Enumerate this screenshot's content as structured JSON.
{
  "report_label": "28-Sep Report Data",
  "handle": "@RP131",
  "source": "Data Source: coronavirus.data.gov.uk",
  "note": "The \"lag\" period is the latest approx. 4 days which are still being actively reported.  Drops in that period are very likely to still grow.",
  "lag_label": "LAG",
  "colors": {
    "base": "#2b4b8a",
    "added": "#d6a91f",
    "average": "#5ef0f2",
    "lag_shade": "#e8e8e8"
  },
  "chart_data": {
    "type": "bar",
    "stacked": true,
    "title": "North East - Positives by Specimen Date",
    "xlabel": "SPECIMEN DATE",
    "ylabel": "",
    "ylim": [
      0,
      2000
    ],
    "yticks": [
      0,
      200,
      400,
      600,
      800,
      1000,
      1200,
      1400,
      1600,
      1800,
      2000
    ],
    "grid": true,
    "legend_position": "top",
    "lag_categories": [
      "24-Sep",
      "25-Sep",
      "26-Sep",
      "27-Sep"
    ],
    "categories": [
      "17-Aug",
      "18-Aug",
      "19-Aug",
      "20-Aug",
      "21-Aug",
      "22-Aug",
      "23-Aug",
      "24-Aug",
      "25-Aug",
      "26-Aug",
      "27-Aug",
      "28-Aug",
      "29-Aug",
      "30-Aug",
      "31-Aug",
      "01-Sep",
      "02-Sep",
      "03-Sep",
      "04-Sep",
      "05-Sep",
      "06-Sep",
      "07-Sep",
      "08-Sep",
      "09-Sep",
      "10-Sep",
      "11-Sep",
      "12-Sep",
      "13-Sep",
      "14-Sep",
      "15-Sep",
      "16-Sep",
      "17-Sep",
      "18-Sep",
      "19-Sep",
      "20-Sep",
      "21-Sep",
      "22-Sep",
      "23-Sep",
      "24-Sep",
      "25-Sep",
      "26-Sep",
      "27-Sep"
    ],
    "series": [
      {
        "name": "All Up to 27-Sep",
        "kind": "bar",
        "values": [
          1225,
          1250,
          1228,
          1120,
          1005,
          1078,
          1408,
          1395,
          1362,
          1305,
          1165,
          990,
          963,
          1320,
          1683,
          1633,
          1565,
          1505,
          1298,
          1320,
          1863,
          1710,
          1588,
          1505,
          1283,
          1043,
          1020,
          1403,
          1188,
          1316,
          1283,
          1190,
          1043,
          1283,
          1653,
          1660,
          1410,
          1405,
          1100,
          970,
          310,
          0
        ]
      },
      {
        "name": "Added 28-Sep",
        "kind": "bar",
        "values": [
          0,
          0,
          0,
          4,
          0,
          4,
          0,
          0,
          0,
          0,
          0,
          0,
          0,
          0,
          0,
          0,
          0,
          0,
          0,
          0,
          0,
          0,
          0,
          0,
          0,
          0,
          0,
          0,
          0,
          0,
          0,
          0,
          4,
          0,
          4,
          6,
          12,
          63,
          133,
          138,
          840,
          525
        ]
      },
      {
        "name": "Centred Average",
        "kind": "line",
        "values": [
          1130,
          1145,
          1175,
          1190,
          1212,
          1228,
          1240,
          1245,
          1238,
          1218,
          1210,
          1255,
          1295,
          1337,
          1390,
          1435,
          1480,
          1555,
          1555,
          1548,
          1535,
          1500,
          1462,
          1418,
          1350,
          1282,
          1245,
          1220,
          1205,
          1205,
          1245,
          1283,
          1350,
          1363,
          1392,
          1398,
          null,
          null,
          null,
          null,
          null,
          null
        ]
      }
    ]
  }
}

******

:: ACTION ITEM ::
Starting from the records above, copy each line where the string "name" is found.

:: SOLUTION FOR THIS EXERCISE ::
        "name": "All Up to 27-Sep",
        "name": "Added 28-Sep",
        "name": "Centred Average",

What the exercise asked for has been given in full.